┌─ EXERCISE DATA

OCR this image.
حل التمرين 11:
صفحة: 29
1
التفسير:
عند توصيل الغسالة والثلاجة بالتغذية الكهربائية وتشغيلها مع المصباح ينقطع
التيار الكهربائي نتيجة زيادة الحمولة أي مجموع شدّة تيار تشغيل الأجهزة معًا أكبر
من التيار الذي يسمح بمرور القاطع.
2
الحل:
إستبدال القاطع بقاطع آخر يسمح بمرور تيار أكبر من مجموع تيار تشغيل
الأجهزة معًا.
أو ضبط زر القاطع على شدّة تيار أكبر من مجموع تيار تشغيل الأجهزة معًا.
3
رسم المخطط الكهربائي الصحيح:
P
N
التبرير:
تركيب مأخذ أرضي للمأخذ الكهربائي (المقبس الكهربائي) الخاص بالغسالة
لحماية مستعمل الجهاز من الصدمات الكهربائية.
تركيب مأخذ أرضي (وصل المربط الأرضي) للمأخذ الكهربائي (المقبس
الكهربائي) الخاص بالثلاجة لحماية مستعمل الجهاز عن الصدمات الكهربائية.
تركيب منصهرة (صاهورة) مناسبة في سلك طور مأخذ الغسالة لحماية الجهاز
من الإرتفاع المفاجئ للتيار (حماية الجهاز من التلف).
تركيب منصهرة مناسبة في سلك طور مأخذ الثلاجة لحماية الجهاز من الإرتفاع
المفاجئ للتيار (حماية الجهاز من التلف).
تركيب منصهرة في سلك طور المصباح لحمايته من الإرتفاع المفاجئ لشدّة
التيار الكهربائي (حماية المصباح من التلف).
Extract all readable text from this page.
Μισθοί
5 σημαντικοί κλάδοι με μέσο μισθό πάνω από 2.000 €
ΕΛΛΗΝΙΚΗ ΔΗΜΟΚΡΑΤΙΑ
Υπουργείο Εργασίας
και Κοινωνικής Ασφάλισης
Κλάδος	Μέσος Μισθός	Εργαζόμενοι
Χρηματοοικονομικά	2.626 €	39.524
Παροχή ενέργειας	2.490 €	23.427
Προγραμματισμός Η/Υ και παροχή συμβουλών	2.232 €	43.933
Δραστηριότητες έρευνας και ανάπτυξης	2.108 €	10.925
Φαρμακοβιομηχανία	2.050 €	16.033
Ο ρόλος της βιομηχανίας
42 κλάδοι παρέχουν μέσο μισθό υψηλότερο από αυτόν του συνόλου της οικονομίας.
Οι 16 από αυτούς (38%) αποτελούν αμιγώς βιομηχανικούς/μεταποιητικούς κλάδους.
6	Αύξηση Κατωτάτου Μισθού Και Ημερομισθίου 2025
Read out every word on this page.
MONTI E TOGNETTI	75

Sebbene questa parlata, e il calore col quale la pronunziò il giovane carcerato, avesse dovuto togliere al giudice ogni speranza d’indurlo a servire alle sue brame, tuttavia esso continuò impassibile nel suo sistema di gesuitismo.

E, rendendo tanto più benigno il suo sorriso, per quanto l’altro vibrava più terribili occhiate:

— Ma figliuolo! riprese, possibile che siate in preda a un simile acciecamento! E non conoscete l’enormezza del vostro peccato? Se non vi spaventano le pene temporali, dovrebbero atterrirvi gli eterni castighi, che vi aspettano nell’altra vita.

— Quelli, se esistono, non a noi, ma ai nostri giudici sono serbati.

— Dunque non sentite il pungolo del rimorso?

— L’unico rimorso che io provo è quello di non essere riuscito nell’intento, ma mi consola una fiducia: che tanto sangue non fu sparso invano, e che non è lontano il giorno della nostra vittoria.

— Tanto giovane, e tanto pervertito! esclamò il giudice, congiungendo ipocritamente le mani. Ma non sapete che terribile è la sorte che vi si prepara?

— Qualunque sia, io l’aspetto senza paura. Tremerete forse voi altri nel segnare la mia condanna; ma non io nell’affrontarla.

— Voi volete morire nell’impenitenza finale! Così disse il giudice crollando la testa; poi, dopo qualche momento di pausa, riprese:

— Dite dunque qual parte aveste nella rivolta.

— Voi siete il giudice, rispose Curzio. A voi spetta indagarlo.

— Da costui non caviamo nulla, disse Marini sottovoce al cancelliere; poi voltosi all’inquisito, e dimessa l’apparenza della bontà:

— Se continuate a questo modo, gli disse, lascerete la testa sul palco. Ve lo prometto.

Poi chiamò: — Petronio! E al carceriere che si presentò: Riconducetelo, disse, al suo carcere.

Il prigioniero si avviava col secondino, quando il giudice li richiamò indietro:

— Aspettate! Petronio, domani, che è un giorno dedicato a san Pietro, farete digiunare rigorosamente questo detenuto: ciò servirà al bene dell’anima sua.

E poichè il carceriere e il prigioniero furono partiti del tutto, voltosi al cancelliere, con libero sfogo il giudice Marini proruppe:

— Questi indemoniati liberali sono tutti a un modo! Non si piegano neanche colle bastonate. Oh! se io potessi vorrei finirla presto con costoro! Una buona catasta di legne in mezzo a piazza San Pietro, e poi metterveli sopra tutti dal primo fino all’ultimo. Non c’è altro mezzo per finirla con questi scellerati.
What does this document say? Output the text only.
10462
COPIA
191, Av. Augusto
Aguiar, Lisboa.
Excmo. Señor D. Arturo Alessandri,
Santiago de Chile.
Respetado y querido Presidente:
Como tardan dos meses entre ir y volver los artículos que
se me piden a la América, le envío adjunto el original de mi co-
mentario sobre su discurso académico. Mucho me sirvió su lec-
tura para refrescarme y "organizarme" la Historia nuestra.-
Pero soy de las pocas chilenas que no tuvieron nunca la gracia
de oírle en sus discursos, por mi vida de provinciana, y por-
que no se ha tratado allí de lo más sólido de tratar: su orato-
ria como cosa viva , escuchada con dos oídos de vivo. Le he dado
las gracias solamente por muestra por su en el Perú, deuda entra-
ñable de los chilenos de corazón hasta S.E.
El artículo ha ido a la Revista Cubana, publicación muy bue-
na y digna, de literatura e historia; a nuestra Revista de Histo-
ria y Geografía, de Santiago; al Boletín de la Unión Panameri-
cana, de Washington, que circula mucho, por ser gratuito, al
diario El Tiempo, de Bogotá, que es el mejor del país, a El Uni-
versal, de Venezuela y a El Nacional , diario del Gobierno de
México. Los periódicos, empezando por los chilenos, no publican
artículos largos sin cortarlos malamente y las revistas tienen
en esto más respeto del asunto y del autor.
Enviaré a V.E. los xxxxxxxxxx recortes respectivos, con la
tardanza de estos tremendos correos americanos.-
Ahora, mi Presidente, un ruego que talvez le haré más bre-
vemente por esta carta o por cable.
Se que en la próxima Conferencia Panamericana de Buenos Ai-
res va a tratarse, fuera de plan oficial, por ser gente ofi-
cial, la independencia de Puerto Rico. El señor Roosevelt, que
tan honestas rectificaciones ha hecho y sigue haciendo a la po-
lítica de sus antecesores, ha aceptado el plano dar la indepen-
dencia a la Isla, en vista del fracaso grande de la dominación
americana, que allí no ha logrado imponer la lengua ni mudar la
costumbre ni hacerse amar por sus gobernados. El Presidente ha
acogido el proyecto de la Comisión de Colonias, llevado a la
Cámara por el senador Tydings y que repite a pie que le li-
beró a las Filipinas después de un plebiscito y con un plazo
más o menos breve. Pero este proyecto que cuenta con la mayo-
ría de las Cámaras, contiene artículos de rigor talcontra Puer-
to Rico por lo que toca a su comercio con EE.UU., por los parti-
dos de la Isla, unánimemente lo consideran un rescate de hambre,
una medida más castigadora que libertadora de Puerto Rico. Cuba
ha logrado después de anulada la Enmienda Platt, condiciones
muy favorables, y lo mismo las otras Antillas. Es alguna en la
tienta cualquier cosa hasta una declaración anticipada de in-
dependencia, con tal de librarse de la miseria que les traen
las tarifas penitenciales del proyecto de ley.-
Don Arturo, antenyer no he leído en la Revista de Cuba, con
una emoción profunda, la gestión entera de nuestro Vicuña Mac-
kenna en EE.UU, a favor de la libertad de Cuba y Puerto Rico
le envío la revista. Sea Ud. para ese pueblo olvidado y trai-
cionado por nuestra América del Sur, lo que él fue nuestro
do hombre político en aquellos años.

└─

Locate the word "الإرتفاع" in the entries, and copy every line where it is found.

من الإرتفاع المفاجئ للتيار (حماية الجهاز من التلف).
تركيب منصهرة مناسبة في سلك طور مأخذ الثلاجة لحماية الجهاز من الإرتفاع
تركيب منصهرة في سلك طور المصباح لحمايته من الإرتفاع المفاجئ لشدّة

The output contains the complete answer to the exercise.